Task to carry out
Can you output the records below exactly as they are written?

Given records
↓

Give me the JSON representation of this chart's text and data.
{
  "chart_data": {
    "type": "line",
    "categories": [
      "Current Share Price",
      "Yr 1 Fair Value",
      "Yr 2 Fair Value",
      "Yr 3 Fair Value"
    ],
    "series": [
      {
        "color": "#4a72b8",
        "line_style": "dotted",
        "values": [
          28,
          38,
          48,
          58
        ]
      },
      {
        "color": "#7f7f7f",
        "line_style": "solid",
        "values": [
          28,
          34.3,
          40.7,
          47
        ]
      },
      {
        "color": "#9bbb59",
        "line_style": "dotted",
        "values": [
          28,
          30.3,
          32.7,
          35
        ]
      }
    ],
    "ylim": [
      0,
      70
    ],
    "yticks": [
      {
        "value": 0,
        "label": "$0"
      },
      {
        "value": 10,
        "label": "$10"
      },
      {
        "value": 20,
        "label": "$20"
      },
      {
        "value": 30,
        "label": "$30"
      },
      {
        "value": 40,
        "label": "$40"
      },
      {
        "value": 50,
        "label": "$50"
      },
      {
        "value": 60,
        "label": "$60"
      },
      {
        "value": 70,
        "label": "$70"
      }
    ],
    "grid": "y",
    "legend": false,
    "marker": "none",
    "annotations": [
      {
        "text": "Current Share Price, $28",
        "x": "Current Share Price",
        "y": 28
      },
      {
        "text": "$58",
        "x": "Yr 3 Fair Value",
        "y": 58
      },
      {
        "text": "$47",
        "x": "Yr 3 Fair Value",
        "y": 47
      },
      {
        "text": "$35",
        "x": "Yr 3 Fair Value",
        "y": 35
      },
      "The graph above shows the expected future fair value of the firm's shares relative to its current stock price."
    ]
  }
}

↑

Correct result
Give me the JSON representation of this chart's text and data.
{
  "chart_data": {
    "type": "line",
    "categories": [
      "Current Share Price",
      "Yr 1 Fair Value",
      "Yr 2 Fair Value",
      "Yr 3 Fair Value"
    ],
    "series": [
      {
        "color": "#4a72b8",
        "line_style": "dotted",
        "values": [
          28,
          38,
          48,
          58
        ]
      },
      {
        "color": "#7f7f7f",
        "line_style": "solid",
        "values": [
          28,
          34.3,
          40.7,
          47
        ]
      },
      {
        "color": "#9bbb59",
        "line_style": "dotted",
        "values": [
          28,
          30.3,
          32.7,
          35
        ]
      }
    ],
    "ylim": [
      0,
      70
    ],
    "yticks": [
      {
        "value": 0,
        "label": "$0"
      },
      {
        "value": 10,
        "label": "$10"
      },
      {
        "value": 20,
        "label": "$20"
      },
      {
        "value": 30,
        "label": "$30"
      },
      {
        "value": 40,
        "label": "$40"
      },
      {
        "value": 50,
        "label": "$50"
      },
      {
        "value": 60,
        "label": "$60"
      },
      {
        "value": 70,
        "label": "$70"
      }
    ],
    "grid": "y",
    "legend": false,
    "marker": "none",
    "annotations": [
      {
        "text": "Current Share Price, $28",
        "x": "Current Share Price",
        "y": 28
      },
      {
        "text": "$58",
        "x": "Yr 3 Fair Value",
        "y": 58
      },
      {
        "text": "$47",
        "x": "Yr 3 Fair Value",
        "y": 47
      },
      {
        "text": "$35",
        "x": "Yr 3 Fair Value",
        "y": 35
      },
      "The graph above shows the expected future fair value of the firm's shares relative to its current stock price."
    ]
  }
}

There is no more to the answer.